**Coordinate annotation records**.
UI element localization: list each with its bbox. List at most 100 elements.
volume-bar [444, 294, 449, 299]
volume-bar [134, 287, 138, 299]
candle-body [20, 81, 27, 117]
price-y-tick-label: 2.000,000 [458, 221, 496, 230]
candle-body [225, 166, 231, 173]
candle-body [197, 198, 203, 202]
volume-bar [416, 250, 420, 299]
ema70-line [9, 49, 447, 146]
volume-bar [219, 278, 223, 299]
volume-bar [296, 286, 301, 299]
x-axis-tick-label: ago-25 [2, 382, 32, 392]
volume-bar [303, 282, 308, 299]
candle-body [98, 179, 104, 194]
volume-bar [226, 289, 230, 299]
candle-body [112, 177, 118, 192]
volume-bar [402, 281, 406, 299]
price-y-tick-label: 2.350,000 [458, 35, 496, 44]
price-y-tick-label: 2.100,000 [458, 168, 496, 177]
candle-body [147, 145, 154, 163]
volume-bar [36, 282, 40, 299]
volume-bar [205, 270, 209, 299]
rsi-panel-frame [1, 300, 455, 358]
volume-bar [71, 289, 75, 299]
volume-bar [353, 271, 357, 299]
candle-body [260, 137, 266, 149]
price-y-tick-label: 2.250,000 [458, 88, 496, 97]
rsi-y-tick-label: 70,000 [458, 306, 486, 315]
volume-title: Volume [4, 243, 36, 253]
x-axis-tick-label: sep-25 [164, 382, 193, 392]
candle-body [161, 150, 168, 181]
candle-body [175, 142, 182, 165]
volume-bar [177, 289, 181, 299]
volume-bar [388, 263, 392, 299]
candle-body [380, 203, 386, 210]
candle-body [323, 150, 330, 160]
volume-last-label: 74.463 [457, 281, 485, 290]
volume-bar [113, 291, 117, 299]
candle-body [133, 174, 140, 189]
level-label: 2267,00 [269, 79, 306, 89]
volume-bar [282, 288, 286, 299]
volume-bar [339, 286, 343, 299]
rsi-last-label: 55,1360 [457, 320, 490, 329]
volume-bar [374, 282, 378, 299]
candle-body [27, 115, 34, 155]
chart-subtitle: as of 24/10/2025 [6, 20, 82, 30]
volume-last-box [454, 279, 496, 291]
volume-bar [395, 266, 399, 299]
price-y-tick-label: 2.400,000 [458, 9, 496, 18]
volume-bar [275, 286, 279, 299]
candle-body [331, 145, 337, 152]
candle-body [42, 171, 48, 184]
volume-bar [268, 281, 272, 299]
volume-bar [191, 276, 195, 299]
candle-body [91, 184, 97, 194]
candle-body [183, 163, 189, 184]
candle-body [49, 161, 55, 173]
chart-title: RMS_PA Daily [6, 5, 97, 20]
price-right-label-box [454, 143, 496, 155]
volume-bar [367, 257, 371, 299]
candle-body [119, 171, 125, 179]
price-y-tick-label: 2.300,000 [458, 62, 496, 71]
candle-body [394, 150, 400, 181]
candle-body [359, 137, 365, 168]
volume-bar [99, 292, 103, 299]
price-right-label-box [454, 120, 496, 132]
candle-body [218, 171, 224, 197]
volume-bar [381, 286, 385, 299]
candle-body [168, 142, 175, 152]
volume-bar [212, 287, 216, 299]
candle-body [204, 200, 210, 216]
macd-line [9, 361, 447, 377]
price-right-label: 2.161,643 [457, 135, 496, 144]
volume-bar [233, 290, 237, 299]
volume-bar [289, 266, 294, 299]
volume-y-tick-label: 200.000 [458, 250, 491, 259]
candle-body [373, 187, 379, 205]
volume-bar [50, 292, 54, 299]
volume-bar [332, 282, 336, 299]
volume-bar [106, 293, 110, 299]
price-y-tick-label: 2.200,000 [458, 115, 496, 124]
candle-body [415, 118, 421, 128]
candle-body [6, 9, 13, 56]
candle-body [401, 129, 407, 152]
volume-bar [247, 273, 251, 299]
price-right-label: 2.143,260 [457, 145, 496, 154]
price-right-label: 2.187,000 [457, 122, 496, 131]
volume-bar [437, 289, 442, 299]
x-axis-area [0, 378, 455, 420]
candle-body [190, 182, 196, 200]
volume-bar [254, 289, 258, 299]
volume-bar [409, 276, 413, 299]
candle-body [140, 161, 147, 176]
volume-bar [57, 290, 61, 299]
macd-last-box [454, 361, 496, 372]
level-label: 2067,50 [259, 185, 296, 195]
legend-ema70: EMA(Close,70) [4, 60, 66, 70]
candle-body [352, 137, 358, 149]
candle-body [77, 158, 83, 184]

**Problem to work on**. Edit the material above so that "candle-body" becomes "candlestick-body" wherever it appears, and leave everything else unchanged.

**Task output**.
UI element localization: list each with its bbox. List at most 100 elements.
volume-bar [444, 294, 449, 299]
volume-bar [134, 287, 138, 299]
candlestick-body [20, 81, 27, 117]
price-y-tick-label: 2.000,000 [458, 221, 496, 230]
candlestick-body [225, 166, 231, 173]
candlestick-body [197, 198, 203, 202]
volume-bar [416, 250, 420, 299]
ema70-line [9, 49, 447, 146]
volume-bar [219, 278, 223, 299]
volume-bar [296, 286, 301, 299]
x-axis-tick-label: ago-25 [2, 382, 32, 392]
volume-bar [303, 282, 308, 299]
candlestick-body [98, 179, 104, 194]
volume-bar [226, 289, 230, 299]
candlestick-body [112, 177, 118, 192]
volume-bar [402, 281, 406, 299]
price-y-tick-label: 2.350,000 [458, 35, 496, 44]
price-y-tick-label: 2.100,000 [458, 168, 496, 177]
candlestick-body [147, 145, 154, 163]
volume-bar [36, 282, 40, 299]
volume-bar [205, 270, 209, 299]
rsi-panel-frame [1, 300, 455, 358]
volume-bar [71, 289, 75, 299]
volume-bar [353, 271, 357, 299]
candlestick-body [260, 137, 266, 149]
price-y-tick-label: 2.250,000 [458, 88, 496, 97]
rsi-y-tick-label: 70,000 [458, 306, 486, 315]
volume-title: Volume [4, 243, 36, 253]
x-axis-tick-label: sep-25 [164, 382, 193, 392]
candlestick-body [161, 150, 168, 181]
candlestick-body [175, 142, 182, 165]
volume-bar [177, 289, 181, 299]
volume-bar [388, 263, 392, 299]
candlestick-body [380, 203, 386, 210]
candlestick-body [323, 150, 330, 160]
volume-last-label: 74.463 [457, 281, 485, 290]
volume-bar [113, 291, 117, 299]
candlestick-body [133, 174, 140, 189]
level-label: 2267,00 [269, 79, 306, 89]
volume-bar [282, 288, 286, 299]
volume-bar [339, 286, 343, 299]
rsi-last-label: 55,1360 [457, 320, 490, 329]
volume-bar [374, 282, 378, 299]
candlestick-body [27, 115, 34, 155]
chart-subtitle: as of 24/10/2025 [6, 20, 82, 30]
volume-last-box [454, 279, 496, 291]
volume-bar [395, 266, 399, 299]
price-y-tick-label: 2.400,000 [458, 9, 496, 18]
volume-bar [275, 286, 279, 299]
candlestick-body [331, 145, 337, 152]
candlestick-body [42, 171, 48, 184]
volume-bar [268, 281, 272, 299]
volume-bar [191, 276, 195, 299]
candlestick-body [91, 184, 97, 194]
candlestick-body [183, 163, 189, 184]
candlestick-body [49, 161, 55, 173]
chart-title: RMS_PA Daily [6, 5, 97, 20]
price-right-label-box [454, 143, 496, 155]
volume-bar [367, 257, 371, 299]
candlestick-body [119, 171, 125, 179]
price-y-tick-label: 2.300,000 [458, 62, 496, 71]
candlestick-body [394, 150, 400, 181]
candlestick-body [359, 137, 365, 168]
volume-bar [99, 292, 103, 299]
price-right-label-box [454, 120, 496, 132]
candlestick-body [218, 171, 224, 197]
volume-bar [381, 286, 385, 299]
candlestick-body [168, 142, 175, 152]
volume-bar [212, 287, 216, 299]
candlestick-body [204, 200, 210, 216]
macd-line [9, 361, 447, 377]
price-right-label: 2.161,643 [457, 135, 496, 144]
volume-bar [233, 290, 237, 299]
volume-bar [289, 266, 294, 299]
volume-y-tick-label: 200.000 [458, 250, 491, 259]
candlestick-body [373, 187, 379, 205]
volume-bar [50, 292, 54, 299]
volume-bar [332, 282, 336, 299]
volume-bar [106, 293, 110, 299]
price-y-tick-label: 2.200,000 [458, 115, 496, 124]
candlestick-body [415, 118, 421, 128]
candlestick-body [6, 9, 13, 56]
candlestick-body [401, 129, 407, 152]
volume-bar [247, 273, 251, 299]
price-right-label: 2.143,260 [457, 145, 496, 154]
price-right-label: 2.187,000 [457, 122, 496, 131]
volume-bar [437, 289, 442, 299]
x-axis-area [0, 378, 455, 420]
candlestick-body [190, 182, 196, 200]
volume-bar [254, 289, 258, 299]
volume-bar [409, 276, 413, 299]
candlestick-body [140, 161, 147, 176]
volume-bar [57, 290, 61, 299]
macd-last-box [454, 361, 496, 372]
level-label: 2067,50 [259, 185, 296, 195]
legend-ema70: EMA(Close,70) [4, 60, 66, 70]
candlestick-body [352, 137, 358, 149]
candlestick-body [77, 158, 83, 184]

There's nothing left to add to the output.